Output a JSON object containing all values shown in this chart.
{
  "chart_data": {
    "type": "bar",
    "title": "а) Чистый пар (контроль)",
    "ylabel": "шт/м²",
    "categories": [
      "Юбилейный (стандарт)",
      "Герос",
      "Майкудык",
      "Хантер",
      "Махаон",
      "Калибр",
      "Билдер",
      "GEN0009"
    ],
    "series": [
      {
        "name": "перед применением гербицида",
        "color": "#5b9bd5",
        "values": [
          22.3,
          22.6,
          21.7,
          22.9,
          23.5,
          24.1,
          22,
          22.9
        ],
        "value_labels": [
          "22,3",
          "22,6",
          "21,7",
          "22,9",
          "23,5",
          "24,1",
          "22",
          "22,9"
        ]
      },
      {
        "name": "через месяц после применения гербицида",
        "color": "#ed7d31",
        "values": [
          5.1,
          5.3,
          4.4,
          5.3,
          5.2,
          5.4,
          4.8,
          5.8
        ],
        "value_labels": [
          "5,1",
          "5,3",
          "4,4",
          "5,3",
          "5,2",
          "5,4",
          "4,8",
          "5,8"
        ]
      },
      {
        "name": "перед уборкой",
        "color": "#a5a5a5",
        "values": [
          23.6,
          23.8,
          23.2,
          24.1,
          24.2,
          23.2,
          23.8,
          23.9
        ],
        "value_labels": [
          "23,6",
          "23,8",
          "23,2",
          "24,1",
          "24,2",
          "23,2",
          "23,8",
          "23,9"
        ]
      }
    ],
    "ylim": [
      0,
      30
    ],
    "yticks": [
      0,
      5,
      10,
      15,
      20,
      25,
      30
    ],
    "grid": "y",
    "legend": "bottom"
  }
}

==

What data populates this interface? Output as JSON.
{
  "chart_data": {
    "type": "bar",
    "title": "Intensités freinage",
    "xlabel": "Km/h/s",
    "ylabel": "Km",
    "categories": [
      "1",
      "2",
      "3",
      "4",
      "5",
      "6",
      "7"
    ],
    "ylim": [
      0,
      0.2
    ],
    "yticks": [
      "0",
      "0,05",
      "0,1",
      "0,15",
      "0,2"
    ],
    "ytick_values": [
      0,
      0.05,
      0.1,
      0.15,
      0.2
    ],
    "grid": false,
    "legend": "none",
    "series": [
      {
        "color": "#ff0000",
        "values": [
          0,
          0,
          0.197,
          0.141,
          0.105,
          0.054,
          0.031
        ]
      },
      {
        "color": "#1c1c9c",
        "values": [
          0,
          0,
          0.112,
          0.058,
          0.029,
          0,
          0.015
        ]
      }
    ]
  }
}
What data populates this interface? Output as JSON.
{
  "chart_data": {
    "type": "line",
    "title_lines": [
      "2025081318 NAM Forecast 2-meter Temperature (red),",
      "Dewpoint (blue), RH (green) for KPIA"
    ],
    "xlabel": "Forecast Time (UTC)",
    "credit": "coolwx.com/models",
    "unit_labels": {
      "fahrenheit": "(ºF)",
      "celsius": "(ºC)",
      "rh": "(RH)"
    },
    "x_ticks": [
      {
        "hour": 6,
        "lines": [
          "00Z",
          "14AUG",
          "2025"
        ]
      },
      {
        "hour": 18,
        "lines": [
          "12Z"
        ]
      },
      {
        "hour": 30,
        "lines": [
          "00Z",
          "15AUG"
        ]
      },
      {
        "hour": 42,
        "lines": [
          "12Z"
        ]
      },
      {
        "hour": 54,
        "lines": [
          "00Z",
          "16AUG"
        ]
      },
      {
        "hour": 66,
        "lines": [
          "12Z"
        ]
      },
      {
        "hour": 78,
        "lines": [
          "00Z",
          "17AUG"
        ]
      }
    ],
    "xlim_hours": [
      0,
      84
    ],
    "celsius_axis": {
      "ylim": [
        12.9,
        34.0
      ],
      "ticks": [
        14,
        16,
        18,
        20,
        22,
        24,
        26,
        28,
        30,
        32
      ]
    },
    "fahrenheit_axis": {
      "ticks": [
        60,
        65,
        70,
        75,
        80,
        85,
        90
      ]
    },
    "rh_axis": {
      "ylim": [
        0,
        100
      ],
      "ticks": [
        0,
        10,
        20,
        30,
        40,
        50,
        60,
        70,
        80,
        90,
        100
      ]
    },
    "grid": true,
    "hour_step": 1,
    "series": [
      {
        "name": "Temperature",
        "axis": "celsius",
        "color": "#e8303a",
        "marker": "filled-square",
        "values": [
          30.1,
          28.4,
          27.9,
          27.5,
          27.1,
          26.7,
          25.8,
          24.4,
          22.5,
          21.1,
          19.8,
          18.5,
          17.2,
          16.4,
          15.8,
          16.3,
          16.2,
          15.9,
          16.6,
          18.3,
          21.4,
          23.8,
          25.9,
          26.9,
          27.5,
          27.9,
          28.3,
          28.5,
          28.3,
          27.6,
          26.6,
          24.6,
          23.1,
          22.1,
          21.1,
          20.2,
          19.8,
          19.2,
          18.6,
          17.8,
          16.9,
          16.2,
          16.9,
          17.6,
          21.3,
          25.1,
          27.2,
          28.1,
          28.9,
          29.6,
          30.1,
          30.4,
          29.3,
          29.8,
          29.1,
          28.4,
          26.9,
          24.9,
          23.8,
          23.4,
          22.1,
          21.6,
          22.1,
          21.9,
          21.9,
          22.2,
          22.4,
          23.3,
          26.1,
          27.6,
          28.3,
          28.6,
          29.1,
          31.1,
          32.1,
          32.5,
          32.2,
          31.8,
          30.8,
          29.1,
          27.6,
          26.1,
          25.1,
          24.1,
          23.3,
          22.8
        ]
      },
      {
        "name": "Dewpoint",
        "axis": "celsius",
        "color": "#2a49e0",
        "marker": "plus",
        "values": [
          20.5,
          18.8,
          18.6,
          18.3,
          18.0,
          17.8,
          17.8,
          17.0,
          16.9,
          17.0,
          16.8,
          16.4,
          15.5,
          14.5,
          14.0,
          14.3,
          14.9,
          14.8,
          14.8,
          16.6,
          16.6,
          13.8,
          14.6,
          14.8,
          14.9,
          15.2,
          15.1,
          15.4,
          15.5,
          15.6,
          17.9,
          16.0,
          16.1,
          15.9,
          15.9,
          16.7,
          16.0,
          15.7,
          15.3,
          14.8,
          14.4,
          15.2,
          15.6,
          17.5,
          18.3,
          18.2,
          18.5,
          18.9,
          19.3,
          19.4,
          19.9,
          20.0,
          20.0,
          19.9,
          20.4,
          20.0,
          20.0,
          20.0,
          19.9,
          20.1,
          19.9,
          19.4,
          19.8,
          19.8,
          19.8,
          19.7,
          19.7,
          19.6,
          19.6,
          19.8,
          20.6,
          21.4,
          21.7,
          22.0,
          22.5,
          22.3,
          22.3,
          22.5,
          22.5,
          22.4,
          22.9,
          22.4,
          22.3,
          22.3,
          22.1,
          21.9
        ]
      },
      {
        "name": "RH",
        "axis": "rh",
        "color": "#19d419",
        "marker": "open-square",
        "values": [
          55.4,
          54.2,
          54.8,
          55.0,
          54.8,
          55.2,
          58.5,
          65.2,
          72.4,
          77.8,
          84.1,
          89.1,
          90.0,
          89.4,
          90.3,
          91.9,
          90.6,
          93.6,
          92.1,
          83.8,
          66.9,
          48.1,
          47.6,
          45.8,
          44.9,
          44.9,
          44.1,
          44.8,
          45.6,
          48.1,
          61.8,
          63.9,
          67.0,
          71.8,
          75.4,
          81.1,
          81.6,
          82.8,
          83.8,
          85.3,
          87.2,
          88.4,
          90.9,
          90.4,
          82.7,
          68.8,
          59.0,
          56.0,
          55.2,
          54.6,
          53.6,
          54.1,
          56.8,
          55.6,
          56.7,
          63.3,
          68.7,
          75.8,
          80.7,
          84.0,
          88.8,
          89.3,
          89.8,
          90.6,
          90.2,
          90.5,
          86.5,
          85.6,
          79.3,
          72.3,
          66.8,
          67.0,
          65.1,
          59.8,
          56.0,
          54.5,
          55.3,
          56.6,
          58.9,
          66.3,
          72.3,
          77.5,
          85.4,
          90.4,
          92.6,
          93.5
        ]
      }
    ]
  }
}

---

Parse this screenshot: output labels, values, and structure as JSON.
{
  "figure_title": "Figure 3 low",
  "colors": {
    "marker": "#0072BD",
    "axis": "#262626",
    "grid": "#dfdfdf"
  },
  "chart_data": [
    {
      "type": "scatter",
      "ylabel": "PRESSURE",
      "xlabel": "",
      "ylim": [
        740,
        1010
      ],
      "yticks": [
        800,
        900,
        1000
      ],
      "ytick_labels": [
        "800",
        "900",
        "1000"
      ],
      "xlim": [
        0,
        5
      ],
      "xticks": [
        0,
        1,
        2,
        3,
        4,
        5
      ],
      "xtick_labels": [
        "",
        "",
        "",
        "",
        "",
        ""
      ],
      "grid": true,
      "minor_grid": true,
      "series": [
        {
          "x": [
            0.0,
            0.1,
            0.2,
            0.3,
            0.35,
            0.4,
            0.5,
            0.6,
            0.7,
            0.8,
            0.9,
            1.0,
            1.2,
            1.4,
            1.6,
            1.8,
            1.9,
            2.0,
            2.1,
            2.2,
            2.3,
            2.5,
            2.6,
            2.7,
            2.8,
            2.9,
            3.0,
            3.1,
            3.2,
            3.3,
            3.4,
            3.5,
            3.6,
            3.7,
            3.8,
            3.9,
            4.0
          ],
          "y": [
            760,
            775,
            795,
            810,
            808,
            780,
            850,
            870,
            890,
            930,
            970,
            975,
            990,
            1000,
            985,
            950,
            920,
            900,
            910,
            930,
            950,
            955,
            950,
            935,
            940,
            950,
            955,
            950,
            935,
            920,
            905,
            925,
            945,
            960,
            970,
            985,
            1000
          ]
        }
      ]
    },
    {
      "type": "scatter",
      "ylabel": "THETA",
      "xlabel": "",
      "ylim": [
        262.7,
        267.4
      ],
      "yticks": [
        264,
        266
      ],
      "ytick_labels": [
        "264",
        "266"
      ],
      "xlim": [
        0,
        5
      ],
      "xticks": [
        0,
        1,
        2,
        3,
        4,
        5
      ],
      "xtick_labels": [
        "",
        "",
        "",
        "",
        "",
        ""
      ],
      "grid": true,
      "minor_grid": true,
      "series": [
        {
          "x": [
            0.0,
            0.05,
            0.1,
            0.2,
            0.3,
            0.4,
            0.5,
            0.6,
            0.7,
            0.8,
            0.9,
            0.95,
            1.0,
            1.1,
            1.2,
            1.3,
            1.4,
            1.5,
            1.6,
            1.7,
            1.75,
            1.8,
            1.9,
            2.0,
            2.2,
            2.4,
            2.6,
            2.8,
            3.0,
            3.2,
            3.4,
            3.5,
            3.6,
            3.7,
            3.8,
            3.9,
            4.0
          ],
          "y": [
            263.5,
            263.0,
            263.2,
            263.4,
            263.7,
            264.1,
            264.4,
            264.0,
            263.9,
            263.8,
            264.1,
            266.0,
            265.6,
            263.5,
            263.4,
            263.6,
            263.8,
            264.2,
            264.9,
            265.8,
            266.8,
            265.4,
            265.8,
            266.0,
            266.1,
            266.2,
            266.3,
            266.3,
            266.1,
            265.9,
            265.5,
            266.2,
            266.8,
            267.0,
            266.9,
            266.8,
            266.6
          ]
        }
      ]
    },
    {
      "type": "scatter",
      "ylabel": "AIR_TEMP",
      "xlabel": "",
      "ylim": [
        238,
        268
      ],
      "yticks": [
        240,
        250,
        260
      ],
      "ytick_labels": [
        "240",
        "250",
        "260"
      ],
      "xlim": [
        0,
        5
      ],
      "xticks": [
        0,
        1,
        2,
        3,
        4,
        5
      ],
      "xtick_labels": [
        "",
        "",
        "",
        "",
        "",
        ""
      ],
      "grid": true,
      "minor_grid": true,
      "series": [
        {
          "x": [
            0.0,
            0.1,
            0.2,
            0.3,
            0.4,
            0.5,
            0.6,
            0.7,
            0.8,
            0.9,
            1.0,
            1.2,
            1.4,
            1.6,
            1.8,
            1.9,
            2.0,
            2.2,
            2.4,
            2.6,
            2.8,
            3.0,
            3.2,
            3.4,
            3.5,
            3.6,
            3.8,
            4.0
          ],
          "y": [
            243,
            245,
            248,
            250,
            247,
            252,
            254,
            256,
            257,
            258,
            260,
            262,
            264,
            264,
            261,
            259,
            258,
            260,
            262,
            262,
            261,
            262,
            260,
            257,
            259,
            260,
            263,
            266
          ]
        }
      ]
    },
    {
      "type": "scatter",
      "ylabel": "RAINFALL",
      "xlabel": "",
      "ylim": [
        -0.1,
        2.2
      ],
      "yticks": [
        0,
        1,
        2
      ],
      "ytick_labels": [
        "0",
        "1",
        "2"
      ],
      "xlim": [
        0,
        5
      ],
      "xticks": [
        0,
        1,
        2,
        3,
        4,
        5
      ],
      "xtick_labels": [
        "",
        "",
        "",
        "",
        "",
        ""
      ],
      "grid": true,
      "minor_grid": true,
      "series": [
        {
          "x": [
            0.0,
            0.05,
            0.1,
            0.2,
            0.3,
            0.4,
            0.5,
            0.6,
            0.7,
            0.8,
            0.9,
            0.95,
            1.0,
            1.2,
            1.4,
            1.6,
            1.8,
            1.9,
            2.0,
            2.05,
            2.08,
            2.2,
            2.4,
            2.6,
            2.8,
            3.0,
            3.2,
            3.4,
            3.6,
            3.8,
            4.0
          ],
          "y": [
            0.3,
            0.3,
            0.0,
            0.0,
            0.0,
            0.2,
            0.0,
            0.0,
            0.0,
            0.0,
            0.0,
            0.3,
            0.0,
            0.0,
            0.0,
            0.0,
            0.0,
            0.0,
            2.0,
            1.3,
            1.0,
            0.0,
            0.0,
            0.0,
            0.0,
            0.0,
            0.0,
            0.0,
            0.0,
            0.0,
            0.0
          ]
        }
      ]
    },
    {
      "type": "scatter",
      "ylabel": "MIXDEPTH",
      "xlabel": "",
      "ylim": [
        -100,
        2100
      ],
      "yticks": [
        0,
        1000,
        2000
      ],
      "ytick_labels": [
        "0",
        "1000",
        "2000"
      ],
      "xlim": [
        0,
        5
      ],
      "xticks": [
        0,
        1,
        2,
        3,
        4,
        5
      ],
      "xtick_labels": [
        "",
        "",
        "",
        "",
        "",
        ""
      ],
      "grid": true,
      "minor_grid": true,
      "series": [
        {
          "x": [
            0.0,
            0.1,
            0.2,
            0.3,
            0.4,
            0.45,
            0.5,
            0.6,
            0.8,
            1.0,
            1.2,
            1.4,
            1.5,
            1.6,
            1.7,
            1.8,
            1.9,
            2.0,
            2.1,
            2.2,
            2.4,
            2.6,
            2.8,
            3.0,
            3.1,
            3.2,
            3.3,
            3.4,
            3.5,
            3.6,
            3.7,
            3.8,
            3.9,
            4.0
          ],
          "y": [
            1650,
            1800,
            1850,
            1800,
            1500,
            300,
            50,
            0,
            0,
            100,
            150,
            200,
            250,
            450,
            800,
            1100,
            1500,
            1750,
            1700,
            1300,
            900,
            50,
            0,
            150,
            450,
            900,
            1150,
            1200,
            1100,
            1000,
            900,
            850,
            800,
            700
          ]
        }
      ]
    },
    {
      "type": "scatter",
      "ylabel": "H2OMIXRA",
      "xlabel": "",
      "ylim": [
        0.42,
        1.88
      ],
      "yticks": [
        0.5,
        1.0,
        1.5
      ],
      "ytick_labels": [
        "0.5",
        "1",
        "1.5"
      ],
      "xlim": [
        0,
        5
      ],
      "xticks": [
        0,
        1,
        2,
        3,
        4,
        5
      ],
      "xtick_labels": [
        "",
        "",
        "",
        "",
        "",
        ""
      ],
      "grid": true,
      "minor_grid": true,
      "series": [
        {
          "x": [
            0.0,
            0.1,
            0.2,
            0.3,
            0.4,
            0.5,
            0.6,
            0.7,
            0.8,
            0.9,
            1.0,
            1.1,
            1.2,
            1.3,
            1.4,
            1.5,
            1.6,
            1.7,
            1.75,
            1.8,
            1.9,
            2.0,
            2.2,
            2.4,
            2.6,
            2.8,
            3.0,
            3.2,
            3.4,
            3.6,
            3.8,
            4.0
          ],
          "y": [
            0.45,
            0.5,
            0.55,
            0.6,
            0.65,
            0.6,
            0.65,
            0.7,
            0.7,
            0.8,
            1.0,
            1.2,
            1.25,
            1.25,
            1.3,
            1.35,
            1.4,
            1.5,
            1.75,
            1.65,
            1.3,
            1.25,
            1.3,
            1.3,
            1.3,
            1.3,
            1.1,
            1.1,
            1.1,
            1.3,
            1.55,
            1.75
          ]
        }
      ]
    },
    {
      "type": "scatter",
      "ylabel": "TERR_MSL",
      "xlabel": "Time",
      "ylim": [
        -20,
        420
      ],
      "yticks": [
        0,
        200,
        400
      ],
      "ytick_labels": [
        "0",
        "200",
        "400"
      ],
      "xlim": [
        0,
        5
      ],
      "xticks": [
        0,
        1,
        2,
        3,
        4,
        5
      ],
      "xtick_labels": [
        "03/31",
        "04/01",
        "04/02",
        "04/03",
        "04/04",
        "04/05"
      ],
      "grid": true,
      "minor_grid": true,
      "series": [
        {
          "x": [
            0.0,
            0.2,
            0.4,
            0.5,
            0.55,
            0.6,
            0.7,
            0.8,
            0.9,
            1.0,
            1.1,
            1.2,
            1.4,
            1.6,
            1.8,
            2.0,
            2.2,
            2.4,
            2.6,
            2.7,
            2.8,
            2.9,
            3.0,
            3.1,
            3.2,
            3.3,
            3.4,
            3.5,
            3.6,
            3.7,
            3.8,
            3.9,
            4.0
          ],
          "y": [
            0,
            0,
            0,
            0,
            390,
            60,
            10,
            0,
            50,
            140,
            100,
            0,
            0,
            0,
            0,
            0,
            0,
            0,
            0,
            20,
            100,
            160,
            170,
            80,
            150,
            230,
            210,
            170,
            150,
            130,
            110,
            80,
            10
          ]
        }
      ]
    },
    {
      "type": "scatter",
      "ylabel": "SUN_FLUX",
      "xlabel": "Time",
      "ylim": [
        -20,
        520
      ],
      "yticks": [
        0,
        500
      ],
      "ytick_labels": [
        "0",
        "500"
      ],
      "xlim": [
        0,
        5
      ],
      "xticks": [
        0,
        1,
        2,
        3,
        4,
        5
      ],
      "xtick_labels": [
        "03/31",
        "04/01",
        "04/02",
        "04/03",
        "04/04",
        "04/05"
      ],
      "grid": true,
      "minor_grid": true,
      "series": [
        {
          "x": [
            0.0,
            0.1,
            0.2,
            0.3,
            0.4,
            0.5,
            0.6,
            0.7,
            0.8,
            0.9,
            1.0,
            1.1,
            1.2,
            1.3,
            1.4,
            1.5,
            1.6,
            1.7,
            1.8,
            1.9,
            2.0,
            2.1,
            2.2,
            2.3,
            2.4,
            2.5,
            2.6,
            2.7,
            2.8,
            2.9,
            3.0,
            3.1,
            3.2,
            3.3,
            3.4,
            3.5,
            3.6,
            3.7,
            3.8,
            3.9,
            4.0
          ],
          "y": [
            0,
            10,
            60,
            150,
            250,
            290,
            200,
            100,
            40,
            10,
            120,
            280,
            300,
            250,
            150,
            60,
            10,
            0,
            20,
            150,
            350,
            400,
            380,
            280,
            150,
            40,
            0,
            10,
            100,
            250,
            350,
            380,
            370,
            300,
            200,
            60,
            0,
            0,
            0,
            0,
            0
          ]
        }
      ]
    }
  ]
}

> **SHORT PROBLEM**
For this exercise, gather every line of the data that contains the word "Forecast".

> **WRITTEN SOLUTION**
      "2025081318 NAM Forecast 2-meter Temperature (red),",
    "xlabel": "Forecast Time (UTC)",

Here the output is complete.